Short exercise
Your task is to output the data exactly as it stands.

(Stored data)
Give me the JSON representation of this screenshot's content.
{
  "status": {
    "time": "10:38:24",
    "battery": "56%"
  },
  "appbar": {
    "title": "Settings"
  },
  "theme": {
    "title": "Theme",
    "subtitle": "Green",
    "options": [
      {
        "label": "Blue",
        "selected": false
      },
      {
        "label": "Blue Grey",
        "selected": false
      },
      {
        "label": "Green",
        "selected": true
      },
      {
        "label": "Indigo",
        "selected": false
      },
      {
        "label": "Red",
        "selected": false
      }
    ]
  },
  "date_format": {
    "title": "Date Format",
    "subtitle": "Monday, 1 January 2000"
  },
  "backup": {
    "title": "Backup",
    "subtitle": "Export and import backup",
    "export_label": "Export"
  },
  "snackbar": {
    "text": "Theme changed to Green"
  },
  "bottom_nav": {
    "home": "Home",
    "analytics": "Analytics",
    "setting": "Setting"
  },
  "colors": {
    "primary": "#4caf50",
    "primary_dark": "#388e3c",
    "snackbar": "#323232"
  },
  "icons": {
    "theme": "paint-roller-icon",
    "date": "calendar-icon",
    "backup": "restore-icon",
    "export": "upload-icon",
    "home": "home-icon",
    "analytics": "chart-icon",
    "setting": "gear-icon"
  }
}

Response for this exercise
Give me the JSON representation of this screenshot's content.
{
  "status": {
    "time": "10:38:24",
    "battery": "56%"
  },
  "appbar": {
    "title": "Settings"
  },
  "theme": {
    "title": "Theme",
    "subtitle": "Green",
    "options": [
      {
        "label": "Blue",
        "selected": false
      },
      {
        "label": "Blue Grey",
        "selected": false
      },
      {
        "label": "Green",
        "selected": true
      },
      {
        "label": "Indigo",
        "selected": false
      },
      {
        "label": "Red",
        "selected": false
      }
    ]
  },
  "date_format": {
    "title": "Date Format",
    "subtitle": "Monday, 1 January 2000"
  },
  "backup": {
    "title": "Backup",
    "subtitle": "Export and import backup",
    "export_label": "Export"
  },
  "snackbar": {
    "text": "Theme changed to Green"
  },
  "bottom_nav": {
    "home": "Home",
    "analytics": "Analytics",
    "setting": "Setting"
  },
  "colors": {
    "primary": "#4caf50",
    "primary_dark": "#388e3c",
    "snackbar": "#323232"
  },
  "icons": {
    "theme": "paint-roller-icon",
    "date": "calendar-icon",
    "backup": "restore-icon",
    "export": "upload-icon",
    "home": "home-icon",
    "analytics": "chart-icon",
    "setting": "gear-icon"
  }
}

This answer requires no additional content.